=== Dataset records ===
────────────────

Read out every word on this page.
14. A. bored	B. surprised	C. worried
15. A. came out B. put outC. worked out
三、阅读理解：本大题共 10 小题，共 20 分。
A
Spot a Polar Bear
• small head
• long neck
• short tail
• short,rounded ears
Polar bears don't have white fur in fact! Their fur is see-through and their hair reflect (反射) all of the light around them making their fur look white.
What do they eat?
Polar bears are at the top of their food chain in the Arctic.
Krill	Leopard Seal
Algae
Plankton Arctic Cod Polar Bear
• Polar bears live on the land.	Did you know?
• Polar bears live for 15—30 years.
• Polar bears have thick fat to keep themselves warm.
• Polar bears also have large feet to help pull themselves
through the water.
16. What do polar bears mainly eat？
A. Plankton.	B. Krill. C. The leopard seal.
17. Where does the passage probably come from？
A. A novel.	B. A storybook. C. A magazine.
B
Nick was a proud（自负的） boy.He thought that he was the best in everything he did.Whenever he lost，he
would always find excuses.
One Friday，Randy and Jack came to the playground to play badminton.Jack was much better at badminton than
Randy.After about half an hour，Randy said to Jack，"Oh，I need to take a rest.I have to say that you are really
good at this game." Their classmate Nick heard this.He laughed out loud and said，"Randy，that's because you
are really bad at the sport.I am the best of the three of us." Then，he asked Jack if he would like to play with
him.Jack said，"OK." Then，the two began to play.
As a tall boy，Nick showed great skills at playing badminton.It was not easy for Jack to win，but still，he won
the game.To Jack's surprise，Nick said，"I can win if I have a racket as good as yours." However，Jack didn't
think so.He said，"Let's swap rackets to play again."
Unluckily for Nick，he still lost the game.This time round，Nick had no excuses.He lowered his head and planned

────────────────

=== REQUIREMENT ===
Print the records above in full, exactly.

=== TASK OUTPUT ===
Read out every word on this page.
14. A. bored	B. surprised	C. worried
15. A. came out B. put outC. worked out
三、阅读理解：本大题共 10 小题，共 20 分。
A
Spot a Polar Bear
• small head
• long neck
• short tail
• short,rounded ears
Polar bears don't have white fur in fact! Their fur is see-through and their hair reflect (反射) all of the light around them making their fur look white.
What do they eat?
Polar bears are at the top of their food chain in the Arctic.
Krill	Leopard Seal
Algae
Plankton Arctic Cod Polar Bear
• Polar bears live on the land.	Did you know?
• Polar bears live for 15—30 years.
• Polar bears have thick fat to keep themselves warm.
• Polar bears also have large feet to help pull themselves
through the water.
16. What do polar bears mainly eat？
A. Plankton.	B. Krill. C. The leopard seal.
17. Where does the passage probably come from？
A. A novel.	B. A storybook. C. A magazine.
B
Nick was a proud（自负的） boy.He thought that he was the best in everything he did.Whenever he lost，he
would always find excuses.
One Friday，Randy and Jack came to the playground to play badminton.Jack was much better at badminton than
Randy.After about half an hour，Randy said to Jack，"Oh，I need to take a rest.I have to say that you are really
good at this game." Their classmate Nick heard this.He laughed out loud and said，"Randy，that's because you
are really bad at the sport.I am the best of the three of us." Then，he asked Jack if he would like to play with
him.Jack said，"OK." Then，the two began to play.
As a tall boy，Nick showed great skills at playing badminton.It was not easy for Jack to win，but still，he won
the game.To Jack's surprise，Nick said，"I can win if I have a racket as good as yours." However，Jack didn't
think so.He said，"Let's swap rackets to play again."
Unluckily for Nick，he still lost the game.This time round，Nick had no excuses.He lowered his head and planned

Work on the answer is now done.